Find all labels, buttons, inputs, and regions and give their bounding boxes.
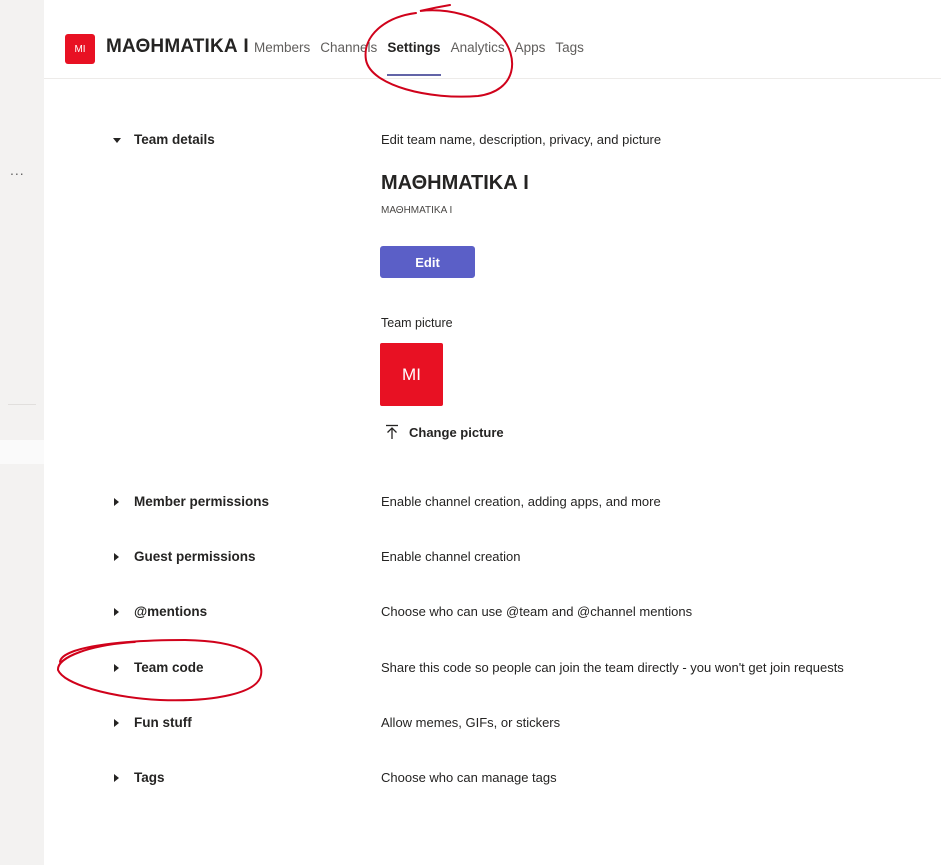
section-description: Enable channel creation — [381, 549, 521, 564]
section-label: @mentions — [134, 604, 208, 619]
section-member-permissions[interactable]: Member permissions Enable channel creati… — [44, 494, 941, 514]
caret-down-icon — [113, 138, 121, 143]
caret-right-icon — [114, 498, 119, 506]
section-guest-permissions[interactable]: Guest permissions Enable channel creatio… — [44, 549, 941, 569]
rail-gap — [0, 440, 44, 464]
section-label: Team code — [134, 660, 204, 675]
edit-button[interactable]: Edit — [380, 246, 475, 278]
tab-apps[interactable]: Apps — [515, 40, 546, 55]
caret-right-icon — [114, 719, 119, 727]
section-description: Share this code so people can join the t… — [381, 660, 844, 675]
section-description: Edit team name, description, privacy, an… — [381, 132, 662, 147]
section-team-details[interactable]: Team details Edit team name, description… — [44, 132, 941, 152]
team-header: MI ΜΑΘΗΜΑΤΙΚΑ Ι Members Channels Setting… — [44, 0, 941, 79]
section-label: Team details — [134, 132, 215, 147]
upload-icon — [386, 424, 398, 439]
section-label: Fun stuff — [134, 715, 192, 730]
section-description: Enable channel creation, adding apps, an… — [381, 494, 661, 509]
more-options-icon[interactable]: ... — [10, 162, 25, 178]
caret-right-icon — [114, 664, 119, 672]
section-fun-stuff[interactable]: Fun stuff Allow memes, GIFs, or stickers — [44, 715, 941, 735]
change-picture-button[interactable]: Change picture — [385, 424, 504, 440]
team-avatar: MI — [65, 34, 95, 64]
team-picture-label: Team picture — [381, 316, 453, 330]
rail-divider — [8, 404, 36, 405]
tab-tags[interactable]: Tags — [555, 40, 584, 55]
section-description: Choose who can manage tags — [381, 770, 557, 785]
caret-right-icon — [114, 608, 119, 616]
section-team-code[interactable]: Team code Share this code so people can … — [44, 660, 941, 680]
rail-panel — [0, 0, 44, 440]
section-description: Allow memes, GIFs, or stickers — [381, 715, 561, 730]
change-picture-label: Change picture — [409, 424, 504, 440]
tab-settings[interactable]: Settings — [387, 40, 441, 76]
section-label: Guest permissions — [134, 549, 256, 564]
tab-bar: Members Channels Settings Analytics Apps… — [254, 40, 594, 76]
section-label: Member permissions — [134, 494, 270, 509]
team-details-description: ΜΑΘΗΜΑΤΙΚΑ Ι — [381, 205, 453, 216]
team-name: ΜΑΘΗΜΑΤΙΚΑ Ι — [106, 36, 249, 57]
section-mentions[interactable]: @mentions Choose who can use @team and @… — [44, 604, 941, 624]
tab-channels[interactable]: Channels — [320, 40, 377, 55]
tab-analytics[interactable]: Analytics — [451, 40, 505, 55]
team-details-name: ΜΑΘΗΜΑΤΙΚΑ Ι — [381, 172, 529, 194]
caret-right-icon — [114, 553, 119, 561]
left-rail: ... — [0, 0, 44, 865]
caret-right-icon — [114, 774, 119, 782]
section-label: Tags — [134, 770, 165, 785]
section-tags[interactable]: Tags Choose who can manage tags — [44, 770, 941, 790]
tab-members[interactable]: Members — [254, 40, 310, 55]
team-picture: MI — [380, 343, 443, 406]
section-description: Choose who can use @team and @channel me… — [381, 604, 693, 619]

» Your task:
Reproduce verbatim the lines of the material above, starting with the line that contains "section-description: Enable channel creation —" and going on through the line that contains "caret-down-icon — [113, 138, 121, 143]".

» Completed task:
section-description: Enable channel creation — [381, 549, 521, 564]
section-label: @mentions — [134, 604, 208, 619]
section-member-permissions[interactable]: Member permissions Enable channel creati… — [44, 494, 941, 514]
caret-down-icon — [113, 138, 121, 143]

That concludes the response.